■ Problem requirements ■
Search the material for the string "ديوان" and copy each line where it occurs.

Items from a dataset
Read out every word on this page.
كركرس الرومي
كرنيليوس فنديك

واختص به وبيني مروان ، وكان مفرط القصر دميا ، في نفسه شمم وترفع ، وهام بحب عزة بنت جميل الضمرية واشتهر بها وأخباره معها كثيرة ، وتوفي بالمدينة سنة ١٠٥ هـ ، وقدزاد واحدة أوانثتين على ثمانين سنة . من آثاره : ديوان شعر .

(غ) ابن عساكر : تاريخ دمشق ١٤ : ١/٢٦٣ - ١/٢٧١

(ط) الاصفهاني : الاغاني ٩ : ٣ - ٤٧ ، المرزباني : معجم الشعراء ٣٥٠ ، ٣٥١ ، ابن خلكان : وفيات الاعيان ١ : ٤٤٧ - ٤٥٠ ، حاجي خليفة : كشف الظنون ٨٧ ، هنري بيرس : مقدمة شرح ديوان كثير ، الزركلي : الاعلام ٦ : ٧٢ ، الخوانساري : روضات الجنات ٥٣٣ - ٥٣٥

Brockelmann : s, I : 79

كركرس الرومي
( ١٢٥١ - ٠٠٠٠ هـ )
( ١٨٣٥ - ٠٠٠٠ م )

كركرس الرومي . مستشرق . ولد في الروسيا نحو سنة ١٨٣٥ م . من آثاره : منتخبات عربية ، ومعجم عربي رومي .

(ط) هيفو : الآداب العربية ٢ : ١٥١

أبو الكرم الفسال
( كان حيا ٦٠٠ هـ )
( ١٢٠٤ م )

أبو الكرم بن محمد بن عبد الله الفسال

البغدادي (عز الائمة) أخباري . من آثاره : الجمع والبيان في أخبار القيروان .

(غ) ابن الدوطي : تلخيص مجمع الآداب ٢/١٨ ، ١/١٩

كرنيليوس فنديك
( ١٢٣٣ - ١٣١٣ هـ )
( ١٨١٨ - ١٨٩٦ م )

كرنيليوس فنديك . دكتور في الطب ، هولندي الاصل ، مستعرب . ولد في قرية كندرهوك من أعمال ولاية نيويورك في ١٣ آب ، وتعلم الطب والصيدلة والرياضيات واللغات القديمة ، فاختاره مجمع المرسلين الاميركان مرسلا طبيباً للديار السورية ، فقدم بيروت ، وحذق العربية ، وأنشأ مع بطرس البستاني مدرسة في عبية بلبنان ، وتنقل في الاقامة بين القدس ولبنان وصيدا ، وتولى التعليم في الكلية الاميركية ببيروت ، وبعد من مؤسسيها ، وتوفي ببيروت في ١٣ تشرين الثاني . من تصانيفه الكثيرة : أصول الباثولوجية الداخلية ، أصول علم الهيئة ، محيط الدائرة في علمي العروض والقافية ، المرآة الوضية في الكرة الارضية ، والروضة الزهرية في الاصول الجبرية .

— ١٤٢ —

■ Expected answer ■
واختص به وبيني مروان ، وكان مفرط القصر دميا ، في نفسه شمم وترفع ، وهام بحب عزة بنت جميل الضمرية واشتهر بها وأخباره معها كثيرة ، وتوفي بالمدينة سنة ١٠٥ هـ ، وقدزاد واحدة أوانثتين على ثمانين سنة . من آثاره : ديوان شعر .
(ط) الاصفهاني : الاغاني ٩ : ٣ - ٤٧ ، المرزباني : معجم الشعراء ٣٥٠ ، ٣٥١ ، ابن خلكان : وفيات الاعيان ١ : ٤٤٧ - ٤٥٠ ، حاجي خليفة : كشف الظنون ٨٧ ، هنري بيرس : مقدمة شرح ديوان كثير ، الزركلي : الاعلام ٦ : ٧٢ ، الخوانساري : روضات الجنات ٥٣٣ - ٥٣٥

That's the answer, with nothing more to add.